(Data items)
========

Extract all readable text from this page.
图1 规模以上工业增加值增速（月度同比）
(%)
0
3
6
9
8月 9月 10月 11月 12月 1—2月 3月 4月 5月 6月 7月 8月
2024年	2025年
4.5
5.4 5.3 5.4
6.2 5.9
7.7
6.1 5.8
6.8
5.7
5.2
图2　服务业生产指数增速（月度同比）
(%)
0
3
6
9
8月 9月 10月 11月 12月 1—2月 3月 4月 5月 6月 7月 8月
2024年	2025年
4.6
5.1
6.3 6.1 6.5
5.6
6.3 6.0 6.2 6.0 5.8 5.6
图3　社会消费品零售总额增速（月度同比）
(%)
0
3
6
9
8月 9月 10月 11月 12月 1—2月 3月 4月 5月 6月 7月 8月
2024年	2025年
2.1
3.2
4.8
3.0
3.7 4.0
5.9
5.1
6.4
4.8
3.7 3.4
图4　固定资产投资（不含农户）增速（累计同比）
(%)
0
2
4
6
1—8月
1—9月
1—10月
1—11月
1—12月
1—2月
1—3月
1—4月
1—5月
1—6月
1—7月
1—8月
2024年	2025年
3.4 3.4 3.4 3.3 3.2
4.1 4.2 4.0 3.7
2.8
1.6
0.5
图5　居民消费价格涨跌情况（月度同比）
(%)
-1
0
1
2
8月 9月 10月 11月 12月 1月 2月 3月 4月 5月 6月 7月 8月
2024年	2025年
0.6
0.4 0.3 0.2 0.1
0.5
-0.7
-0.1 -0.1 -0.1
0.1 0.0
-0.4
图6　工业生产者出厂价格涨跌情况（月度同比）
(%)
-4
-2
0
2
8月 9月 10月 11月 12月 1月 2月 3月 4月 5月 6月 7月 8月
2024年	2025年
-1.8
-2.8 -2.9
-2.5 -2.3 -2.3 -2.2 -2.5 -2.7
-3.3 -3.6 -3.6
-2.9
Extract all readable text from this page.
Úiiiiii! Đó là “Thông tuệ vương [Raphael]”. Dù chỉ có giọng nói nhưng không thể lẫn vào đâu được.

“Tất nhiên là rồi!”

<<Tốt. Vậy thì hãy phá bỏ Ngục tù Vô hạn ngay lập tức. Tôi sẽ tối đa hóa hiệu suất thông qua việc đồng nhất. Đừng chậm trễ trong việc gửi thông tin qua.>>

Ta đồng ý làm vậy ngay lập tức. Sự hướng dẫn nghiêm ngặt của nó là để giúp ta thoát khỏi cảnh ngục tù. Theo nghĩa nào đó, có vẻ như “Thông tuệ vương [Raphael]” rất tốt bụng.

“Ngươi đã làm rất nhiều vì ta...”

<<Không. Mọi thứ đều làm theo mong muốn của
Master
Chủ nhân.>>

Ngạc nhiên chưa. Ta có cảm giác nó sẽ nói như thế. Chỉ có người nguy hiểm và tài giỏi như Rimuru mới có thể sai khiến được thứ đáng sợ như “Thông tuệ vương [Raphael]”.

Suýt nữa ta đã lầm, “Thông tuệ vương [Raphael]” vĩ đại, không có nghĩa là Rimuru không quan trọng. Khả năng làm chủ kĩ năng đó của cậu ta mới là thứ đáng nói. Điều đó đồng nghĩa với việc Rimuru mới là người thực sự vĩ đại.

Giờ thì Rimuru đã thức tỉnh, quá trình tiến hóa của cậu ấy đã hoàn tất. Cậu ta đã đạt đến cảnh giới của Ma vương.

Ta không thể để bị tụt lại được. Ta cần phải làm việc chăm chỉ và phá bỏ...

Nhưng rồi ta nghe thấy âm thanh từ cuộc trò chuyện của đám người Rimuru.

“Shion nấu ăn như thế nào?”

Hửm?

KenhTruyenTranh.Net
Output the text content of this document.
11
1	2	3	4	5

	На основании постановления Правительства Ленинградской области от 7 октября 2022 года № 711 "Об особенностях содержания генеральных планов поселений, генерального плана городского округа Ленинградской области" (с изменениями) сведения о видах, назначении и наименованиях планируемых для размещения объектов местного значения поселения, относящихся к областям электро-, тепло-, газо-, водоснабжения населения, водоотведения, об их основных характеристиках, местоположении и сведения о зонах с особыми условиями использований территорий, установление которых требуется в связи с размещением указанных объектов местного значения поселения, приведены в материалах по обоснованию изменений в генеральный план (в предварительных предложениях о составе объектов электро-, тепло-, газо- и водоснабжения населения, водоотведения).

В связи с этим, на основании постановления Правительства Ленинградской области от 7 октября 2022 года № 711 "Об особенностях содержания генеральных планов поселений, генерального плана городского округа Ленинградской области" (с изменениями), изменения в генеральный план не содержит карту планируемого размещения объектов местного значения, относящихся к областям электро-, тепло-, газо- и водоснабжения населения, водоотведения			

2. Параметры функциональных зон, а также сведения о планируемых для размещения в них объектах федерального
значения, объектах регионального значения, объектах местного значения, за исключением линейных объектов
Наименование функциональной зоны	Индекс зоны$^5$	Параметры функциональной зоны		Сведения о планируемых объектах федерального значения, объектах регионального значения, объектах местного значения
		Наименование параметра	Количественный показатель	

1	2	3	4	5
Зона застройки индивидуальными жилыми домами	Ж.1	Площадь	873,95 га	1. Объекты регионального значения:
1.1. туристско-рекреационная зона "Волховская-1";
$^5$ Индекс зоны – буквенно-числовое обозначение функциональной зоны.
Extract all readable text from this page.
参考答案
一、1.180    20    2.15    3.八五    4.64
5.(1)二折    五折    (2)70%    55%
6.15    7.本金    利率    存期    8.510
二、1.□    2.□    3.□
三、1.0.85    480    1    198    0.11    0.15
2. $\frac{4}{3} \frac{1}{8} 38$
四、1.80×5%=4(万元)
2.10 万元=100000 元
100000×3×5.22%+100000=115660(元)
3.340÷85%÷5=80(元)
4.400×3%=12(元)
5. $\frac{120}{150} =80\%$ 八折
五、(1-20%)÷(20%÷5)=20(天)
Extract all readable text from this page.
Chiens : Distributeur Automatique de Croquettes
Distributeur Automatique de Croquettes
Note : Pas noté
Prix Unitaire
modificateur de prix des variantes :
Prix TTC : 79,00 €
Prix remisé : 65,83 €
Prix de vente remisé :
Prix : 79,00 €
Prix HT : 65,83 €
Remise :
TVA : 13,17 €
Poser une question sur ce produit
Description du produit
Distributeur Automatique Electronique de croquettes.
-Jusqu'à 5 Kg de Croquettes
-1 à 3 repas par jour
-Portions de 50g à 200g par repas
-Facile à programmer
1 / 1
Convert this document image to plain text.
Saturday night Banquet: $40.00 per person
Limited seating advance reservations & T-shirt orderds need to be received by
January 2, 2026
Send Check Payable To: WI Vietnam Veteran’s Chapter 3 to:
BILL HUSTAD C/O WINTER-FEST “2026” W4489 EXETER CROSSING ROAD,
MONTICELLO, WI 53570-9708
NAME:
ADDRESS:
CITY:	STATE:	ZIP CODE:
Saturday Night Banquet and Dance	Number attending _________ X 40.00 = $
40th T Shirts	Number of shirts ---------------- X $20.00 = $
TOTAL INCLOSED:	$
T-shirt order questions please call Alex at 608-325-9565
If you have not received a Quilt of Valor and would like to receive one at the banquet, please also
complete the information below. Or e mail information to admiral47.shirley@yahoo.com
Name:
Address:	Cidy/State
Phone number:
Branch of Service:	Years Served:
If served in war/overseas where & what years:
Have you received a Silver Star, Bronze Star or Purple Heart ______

========

### WHAT YOU WILL DO
Filter lines by "октября" and return each hit.

### FULL OUTPUT
	На основании постановления Правительства Ленинградской области от 7 октября 2022 года № 711 "Об особенностях содержания генеральных планов поселений, генерального плана городского округа Ленинградской области" (с изменениями) сведения о видах, назначении и наименованиях планируемых для размещения объектов местного значения поселения, относящихся к областям электро-, тепло-, газо-, водоснабжения населения, водоотведения, об их основных характеристиках, местоположении и сведения о зонах с особыми условиями использований территорий, установление которых требуется в связи с размещением указанных объектов местного значения поселения, приведены в материалах по обоснованию изменений в генеральный план (в предварительных предложениях о составе объектов электро-, тепло-, газо- и водоснабжения населения, водоотведения).
В связи с этим, на основании постановления Правительства Ленинградской области от 7 октября 2022 года № 711 "Об особенностях содержания генеральных планов поселений, генерального плана городского округа Ленинградской области" (с изменениями), изменения в генеральный план не содержит карту планируемого размещения объектов местного значения, относящихся к областям электро-, тепло-, газо- и водоснабжения населения, водоотведения			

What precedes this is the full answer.